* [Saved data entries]
◆ ◆ ◆ ◆

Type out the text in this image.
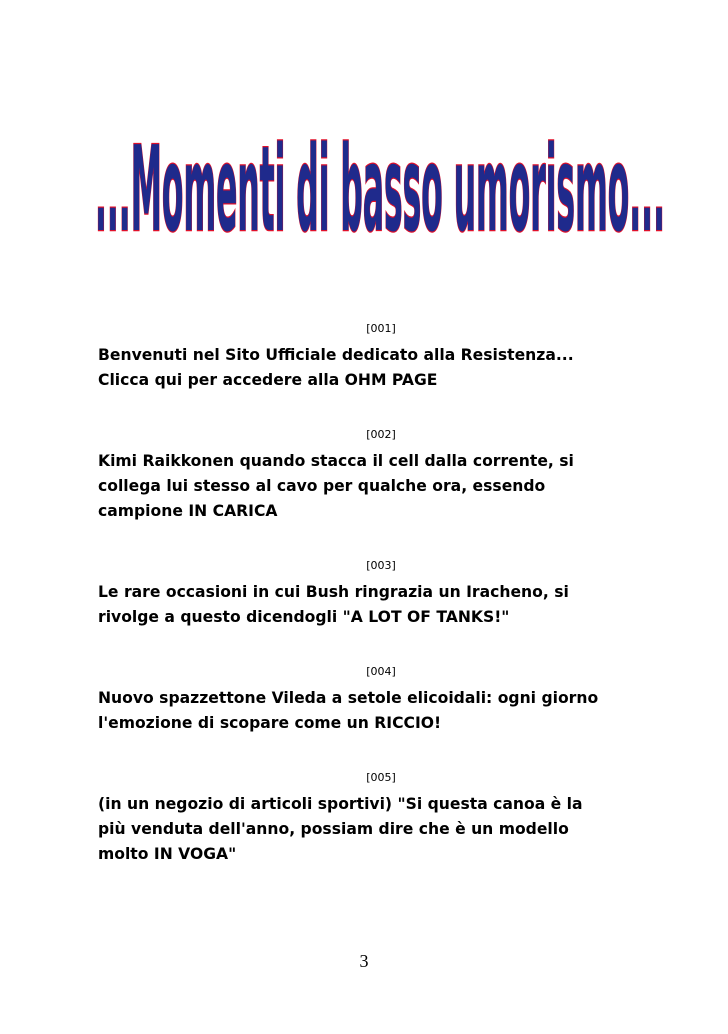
...Momenti di basso umorismo...
[001]
Benvenuti nel Sito Ufficiale dedicato alla Resistenza...
Clicca qui per accedere alla OHM PAGE
[002]
Kimi Raikkonen quando stacca il cell dalla corrente, si
collega lui stesso al cavo per qualche ora, essendo
campione IN CARICA
[003]
Le rare occasioni in cui Bush ringrazia un Iracheno, si
rivolge a questo dicendogli "A LOT OF TANKS!"
[004]
Nuovo spazzettone Vileda a setole elicoidali: ogni giorno
l'emozione di scopare come un RICCIO!
[005]
(in un negozio di articoli sportivi) "Si questa canoa è la
più venduta dell'anno, possiam dire che è un modello
molto IN VOGA"
3
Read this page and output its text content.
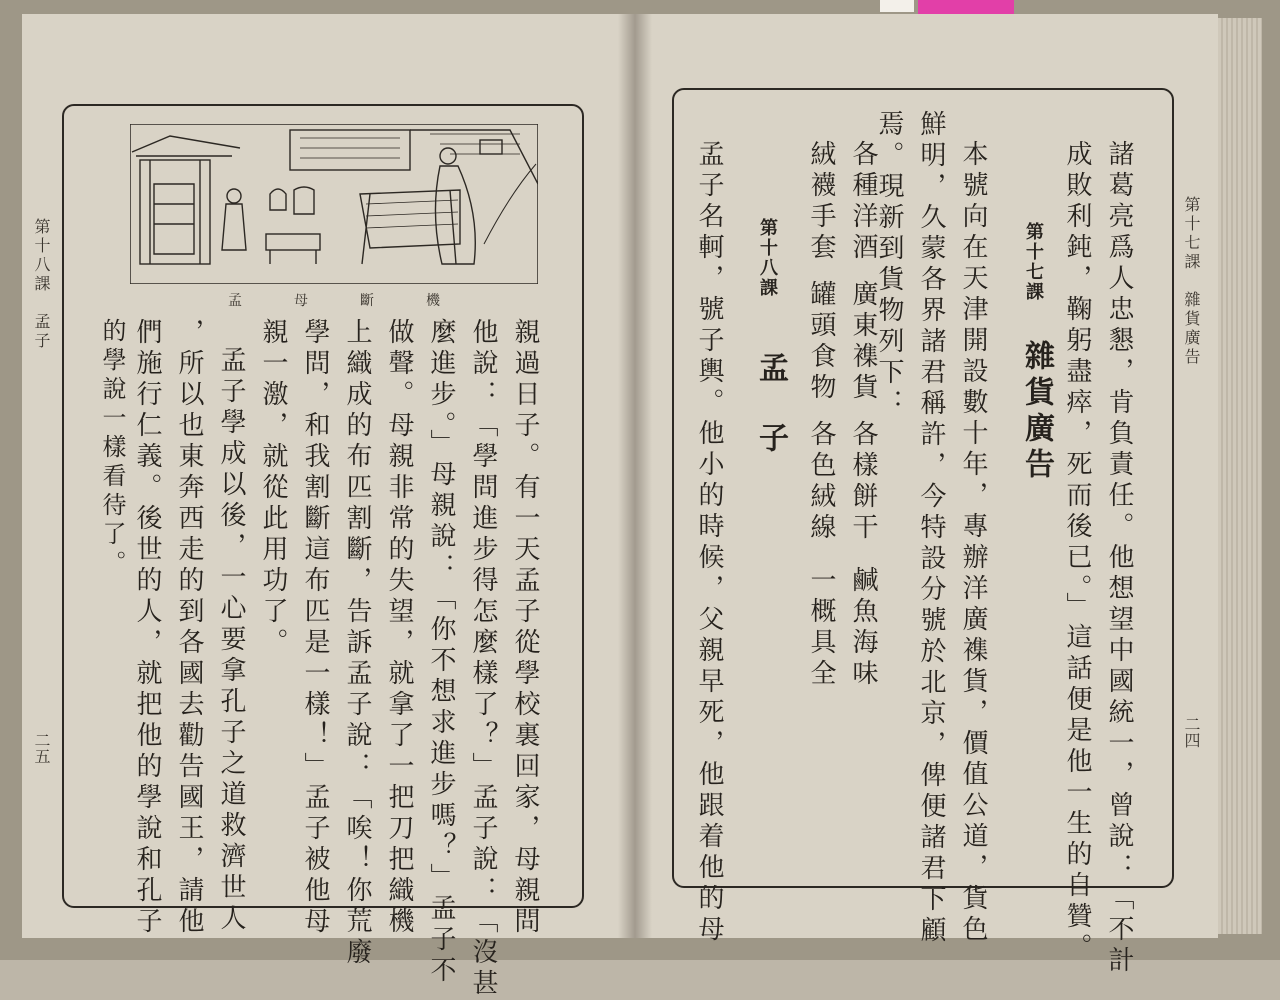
第十八課　孟子
二五
孟母斷機
親過日子。有一天孟子從學校裏回家，母親問
他說：「學問進步得怎麼樣了？」孟子說：「沒甚
麼進步。」母親說：「你不想求進步嗎？」孟子不
做聲。母親非常的失望，就拿了一把刀把織機
上織成的布匹割斷，告訴孟子說：「唉！你荒廢
學問，和我割斷這布匹是一樣！」孟子被他母
親一激，就從此用功了。
孟子學成以後，一心要拿孔子之道救濟世人
，所以也東奔西走的到各國去勸告國王，請他
們施行仁義。後世的人，就把他的學說和孔子
的學說一樣看待了。
第十七課　雜貨廣告
二四
諸葛亮爲人忠懇，肯負責任。他想望中國統一，曾說：「不計
成敗利鈍，鞠躬盡瘁，死而後已。」這話便是他一生的自贊。
第十七課
雜貨廣告
本號向在天津開設數十年，專辦洋廣襍貨，價值公道，貨色
鮮明，久蒙各界諸君稱許，今特設分號於北京，俾便諸君下顧
焉。現新到貨物列下：
各種洋酒
廣東襍貨
各樣餅干
鹹魚海味
絨襪手套
罐頭食物
各色絨線
一概具全
第十八課
孟子
孟子名軻，號子輿。他小的時候，父親早死，他跟着他的母
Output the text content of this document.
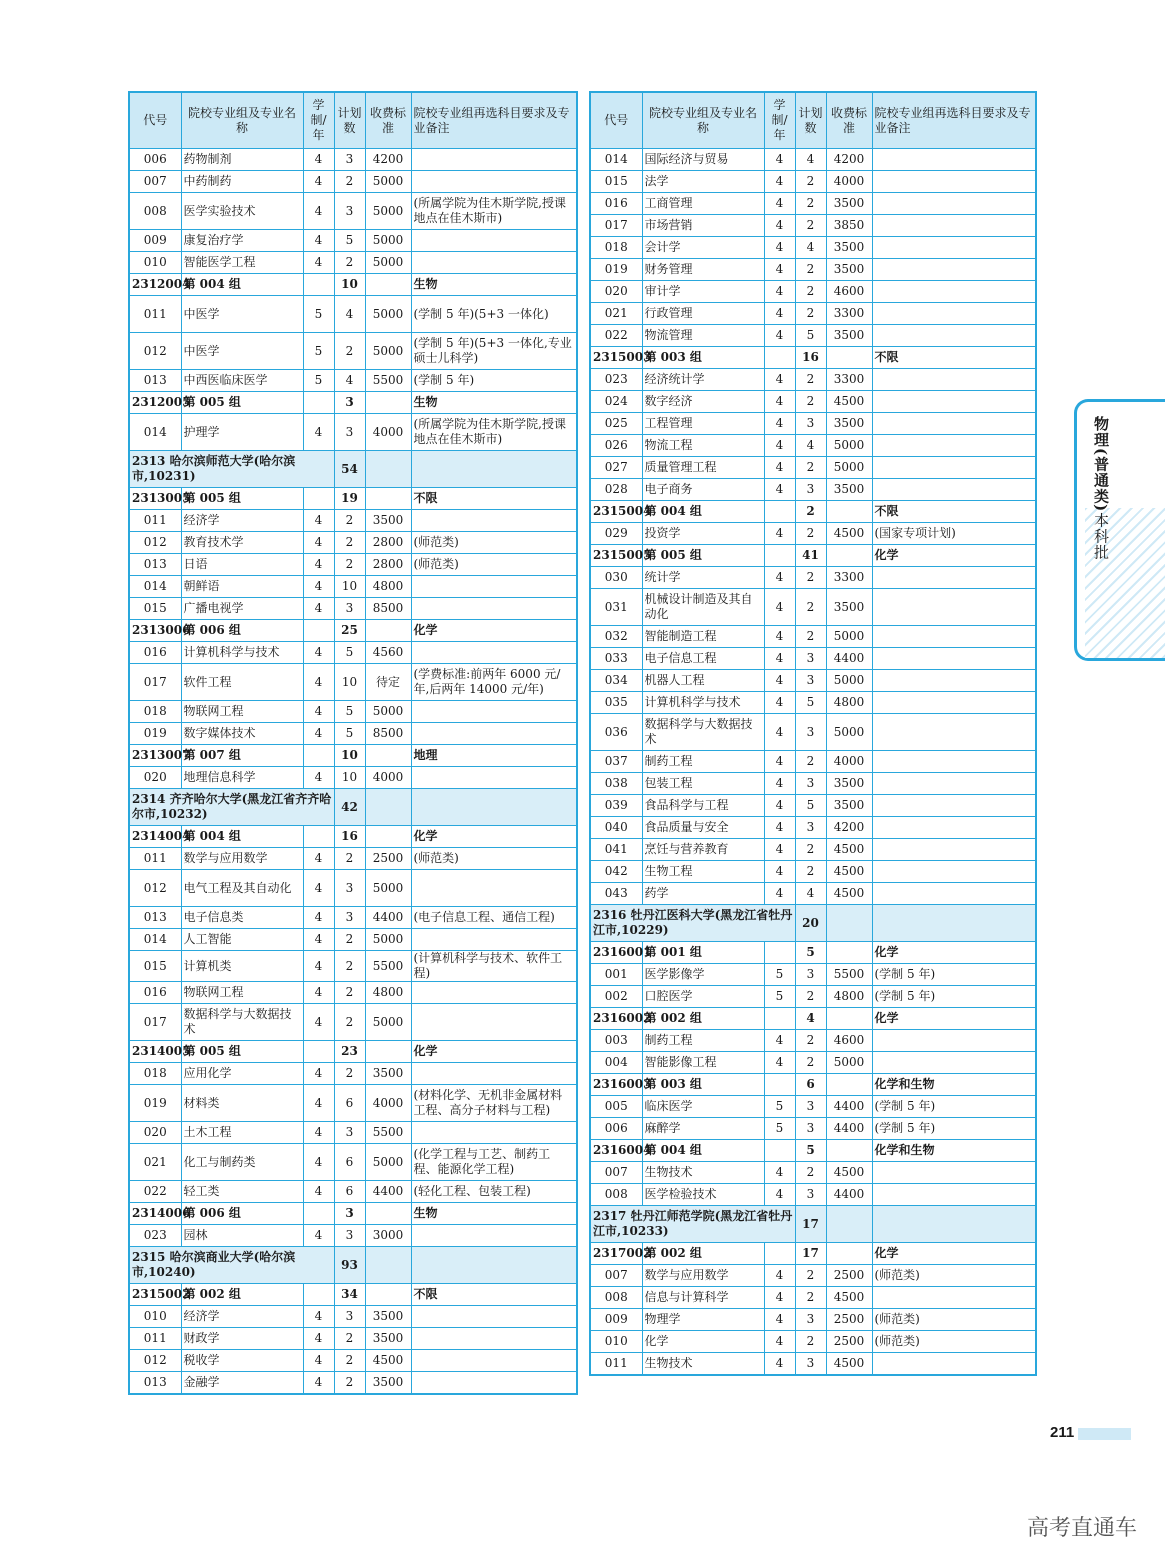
代号	院校专业组及专业名称	学制/年	计划数	收费标准	院校专业组再选科目要求及专业备注
006	药物制剂	4	3	4200	
007	中药制药	4	2	5000	
008	医学实验技术	4	3	5000	(所属学院为佳木斯学院,授课地点在佳木斯市)
009	康复治疗学	4	5	5000	
010	智能医学工程	4	2	5000	
2312004	第 004 组		10		生物
011	中医学	5	4	5000	(学制 5 年)(5+3 一体化)
012	中医学	5	2	5000	(学制 5 年)(5+3 一体化,专业硕士儿科学)
013	中西医临床医学	5	4	5500	(学制 5 年)
2312005	第 005 组		3		生物
014	护理学	4	3	4000	(所属学院为佳木斯学院,授课地点在佳木斯市)
2313 哈尔滨师范大学(哈尔滨市,10231)			54		
2313005	第 005 组		19		不限
011	经济学	4	2	3500	
012	教育技术学	4	2	2800	(师范类)
013	日语	4	2	2800	(师范类)
014	朝鲜语	4	10	4800	
015	广播电视学	4	3	8500	
2313006	第 006 组		25		化学
016	计算机科学与技术	4	5	4560	
017	软件工程	4	10	待定	(学费标准:前两年 6000 元/年,后两年 14000 元/年)
018	物联网工程	4	5	5000	
019	数字媒体技术	4	5	8500	
2313007	第 007 组		10		地理
020	地理信息科学	4	10	4000	
2314 齐齐哈尔大学(黑龙江省齐齐哈尔市,10232)			42		
2314004	第 004 组		16		化学
011	数学与应用数学	4	2	2500	(师范类)
012	电气工程及其自动化	4	3	5000	
013	电子信息类	4	3	4400	(电子信息工程、通信工程)
014	人工智能	4	2	5000	
015	计算机类	4	2	5500	(计算机科学与技术、软件工程)
016	物联网工程	4	2	4800	
017	数据科学与大数据技术	4	2	5000	
2314005	第 005 组		23		化学
018	应用化学	4	2	3500	
019	材料类	4	6	4000	(材料化学、无机非金属材料工程、高分子材料与工程)
020	土木工程	4	3	5500	
021	化工与制药类	4	6	5000	(化学工程与工艺、制药工程、能源化学工程)
022	轻工类	4	6	4400	(轻化工程、包装工程)
2314006	第 006 组		3		生物
023	园林	4	3	3000	
2315 哈尔滨商业大学(哈尔滨市,10240)			93		
2315002	第 002 组		34		不限
010	经济学	4	3	3500	
011	财政学	4	2	3500	
012	税收学	4	2	4500	
013	金融学	4	2	3500	
代号	院校专业组及专业名称	学制/年	计划数	收费标准	院校专业组再选科目要求及专业备注
014	国际经济与贸易	4	4	4200	
015	法学	4	2	4000	
016	工商管理	4	2	3500	
017	市场营销	4	2	3850	
018	会计学	4	4	3500	
019	财务管理	4	2	3500	
020	审计学	4	2	4600	
021	行政管理	4	2	3300	
022	物流管理	4	5	3500	
2315003	第 003 组		16		不限
023	经济统计学	4	2	3300	
024	数字经济	4	2	4500	
025	工程管理	4	3	3500	
026	物流工程	4	4	5000	
027	质量管理工程	4	2	5000	
028	电子商务	4	3	3500	
2315004	第 004 组		2		不限
029	投资学	4	2	4500	(国家专项计划)
2315005	第 005 组		41		化学
030	统计学	4	2	3300	
031	机械设计制造及其自动化	4	2	3500	
032	智能制造工程	4	2	5000	
033	电子信息工程	4	3	4400	
034	机器人工程	4	3	5000	
035	计算机科学与技术	4	5	4800	
036	数据科学与大数据技术	4	3	5000	
037	制药工程	4	2	4000	
038	包装工程	4	3	3500	
039	食品科学与工程	4	5	3500	
040	食品质量与安全	4	3	4200	
041	烹饪与营养教育	4	2	4500	
042	生物工程	4	2	4500	
043	药学	4	4	4500	
2316 牡丹江医科大学(黑龙江省牡丹江市,10229)			20		
2316001	第 001 组		5		化学
001	医学影像学	5	3	5500	(学制 5 年)
002	口腔医学	5	2	4800	(学制 5 年)
2316002	第 002 组		4		化学
003	制药工程	4	2	4600	
004	智能影像工程	4	2	5000	
2316003	第 003 组		6		化学和生物
005	临床医学	5	3	4400	(学制 5 年)
006	麻醉学	5	3	4400	(学制 5 年)
2316004	第 004 组		5		化学和生物
007	生物技术	4	2	4500	
008	医学检验技术	4	3	4400	
2317 牡丹江师范学院(黑龙江省牡丹江市,10233)			17		
2317002	第 002 组		17		化学
007	数学与应用数学	4	2	2500	(师范类)
008	信息与计算科学	4	2	4500	
009	物理学	4	3	2500	(师范类)
010	化学	4	2	2500	(师范类)
011	生物技术	4	3	4500	
物理(普通类)本科批
211
高考直通车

◆ ◆ ◆ ◆

* [Written request]
Go through the entries above and print each one exactly, minus the pictures.

* [Output below]
Type out the text in this image.
...Momenti di basso umorismo...
[001]
Benvenuti nel Sito Ufficiale dedicato alla Resistenza...
Clicca qui per accedere alla OHM PAGE
[002]
Kimi Raikkonen quando stacca il cell dalla corrente, si
collega lui stesso al cavo per qualche ora, essendo
campione IN CARICA
[003]
Le rare occasioni in cui Bush ringrazia un Iracheno, si
rivolge a questo dicendogli "A LOT OF TANKS!"
[004]
Nuovo spazzettone Vileda a setole elicoidali: ogni giorno
l'emozione di scopare come un RICCIO!
[005]
(in un negozio di articoli sportivi) "Si questa canoa è la
più venduta dell'anno, possiam dire che è un modello
molto IN VOGA"
3
Read this page and output its text content.
第十八課　孟子
二五
孟母斷機
親過日子。有一天孟子從學校裏回家，母親問
他說：「學問進步得怎麼樣了？」孟子說：「沒甚
麼進步。」母親說：「你不想求進步嗎？」孟子不
做聲。母親非常的失望，就拿了一把刀把織機
上織成的布匹割斷，告訴孟子說：「唉！你荒廢
學問，和我割斷這布匹是一樣！」孟子被他母
親一激，就從此用功了。
孟子學成以後，一心要拿孔子之道救濟世人
，所以也東奔西走的到各國去勸告國王，請他
們施行仁義。後世的人，就把他的學說和孔子
的學說一樣看待了。
第十七課　雜貨廣告
二四
諸葛亮爲人忠懇，肯負責任。他想望中國統一，曾說：「不計
成敗利鈍，鞠躬盡瘁，死而後已。」這話便是他一生的自贊。
第十七課
雜貨廣告
本號向在天津開設數十年，專辦洋廣襍貨，價值公道，貨色
鮮明，久蒙各界諸君稱許，今特設分號於北京，俾便諸君下顧
焉。現新到貨物列下：
各種洋酒
廣東襍貨
各樣餅干
鹹魚海味
絨襪手套
罐頭食物
各色絨線
一概具全
第十八課
孟子
孟子名軻，號子輿。他小的時候，父親早死，他跟着他的母
Output the text content of this document.
代号	院校专业组及专业名称	学制/年	计划数	收费标准	院校专业组再选科目要求及专业备注
006	药物制剂	4	3	4200	
007	中药制药	4	2	5000	
008	医学实验技术	4	3	5000	(所属学院为佳木斯学院,授课地点在佳木斯市)
009	康复治疗学	4	5	5000	
010	智能医学工程	4	2	5000	
2312004	第 004 组		10		生物
011	中医学	5	4	5000	(学制 5 年)(5+3 一体化)
012	中医学	5	2	5000	(学制 5 年)(5+3 一体化,专业硕士儿科学)
013	中西医临床医学	5	4	5500	(学制 5 年)
2312005	第 005 组		3		生物
014	护理学	4	3	4000	(所属学院为佳木斯学院,授课地点在佳木斯市)
2313 哈尔滨师范大学(哈尔滨市,10231)			54		
2313005	第 005 组		19		不限
011	经济学	4	2	3500	
012	教育技术学	4	2	2800	(师范类)
013	日语	4	2	2800	(师范类)
014	朝鲜语	4	10	4800	
015	广播电视学	4	3	8500	
2313006	第 006 组		25		化学
016	计算机科学与技术	4	5	4560	
017	软件工程	4	10	待定	(学费标准:前两年 6000 元/年,后两年 14000 元/年)
018	物联网工程	4	5	5000	
019	数字媒体技术	4	5	8500	
2313007	第 007 组		10		地理
020	地理信息科学	4	10	4000	
2314 齐齐哈尔大学(黑龙江省齐齐哈尔市,10232)			42		
2314004	第 004 组		16		化学
011	数学与应用数学	4	2	2500	(师范类)
012	电气工程及其自动化	4	3	5000	
013	电子信息类	4	3	4400	(电子信息工程、通信工程)
014	人工智能	4	2	5000	
015	计算机类	4	2	5500	(计算机科学与技术、软件工程)
016	物联网工程	4	2	4800	
017	数据科学与大数据技术	4	2	5000	
2314005	第 005 组		23		化学
018	应用化学	4	2	3500	
019	材料类	4	6	4000	(材料化学、无机非金属材料工程、高分子材料与工程)
020	土木工程	4	3	5500	
021	化工与制药类	4	6	5000	(化学工程与工艺、制药工程、能源化学工程)
022	轻工类	4	6	4400	(轻化工程、包装工程)
2314006	第 006 组		3		生物
023	园林	4	3	3000	
2315 哈尔滨商业大学(哈尔滨市,10240)			93		
2315002	第 002 组		34		不限
010	经济学	4	3	3500	
011	财政学	4	2	3500	
012	税收学	4	2	4500	
013	金融学	4	2	3500	
代号	院校专业组及专业名称	学制/年	计划数	收费标准	院校专业组再选科目要求及专业备注
014	国际经济与贸易	4	4	4200	
015	法学	4	2	4000	
016	工商管理	4	2	3500	
017	市场营销	4	2	3850	
018	会计学	4	4	3500	
019	财务管理	4	2	3500	
020	审计学	4	2	4600	
021	行政管理	4	2	3300	
022	物流管理	4	5	3500	
2315003	第 003 组		16		不限
023	经济统计学	4	2	3300	
024	数字经济	4	2	4500	
025	工程管理	4	3	3500	
026	物流工程	4	4	5000	
027	质量管理工程	4	2	5000	
028	电子商务	4	3	3500	
2315004	第 004 组		2		不限
029	投资学	4	2	4500	(国家专项计划)
2315005	第 005 组		41		化学
030	统计学	4	2	3300	
031	机械设计制造及其自动化	4	2	3500	
032	智能制造工程	4	2	5000	
033	电子信息工程	4	3	4400	
034	机器人工程	4	3	5000	
035	计算机科学与技术	4	5	4800	
036	数据科学与大数据技术	4	3	5000	
037	制药工程	4	2	4000	
038	包装工程	4	3	3500	
039	食品科学与工程	4	5	3500	
040	食品质量与安全	4	3	4200	
041	烹饪与营养教育	4	2	4500	
042	生物工程	4	2	4500	
043	药学	4	4	4500	
2316 牡丹江医科大学(黑龙江省牡丹江市,10229)			20		
2316001	第 001 组		5		化学
001	医学影像学	5	3	5500	(学制 5 年)
002	口腔医学	5	2	4800	(学制 5 年)
2316002	第 002 组		4		化学
003	制药工程	4	2	4600	
004	智能影像工程	4	2	5000	
2316003	第 003 组		6		化学和生物
005	临床医学	5	3	4400	(学制 5 年)
006	麻醉学	5	3	4400	(学制 5 年)
2316004	第 004 组		5		化学和生物
007	生物技术	4	2	4500	
008	医学检验技术	4	3	4400	
2317 牡丹江师范学院(黑龙江省牡丹江市,10233)			17		
2317002	第 002 组		17		化学
007	数学与应用数学	4	2	2500	(师范类)
008	信息与计算科学	4	2	4500	
009	物理学	4	3	2500	(师范类)
010	化学	4	2	2500	(师范类)
011	生物技术	4	3	4500	
物理(普通类)本科批
211
高考直通车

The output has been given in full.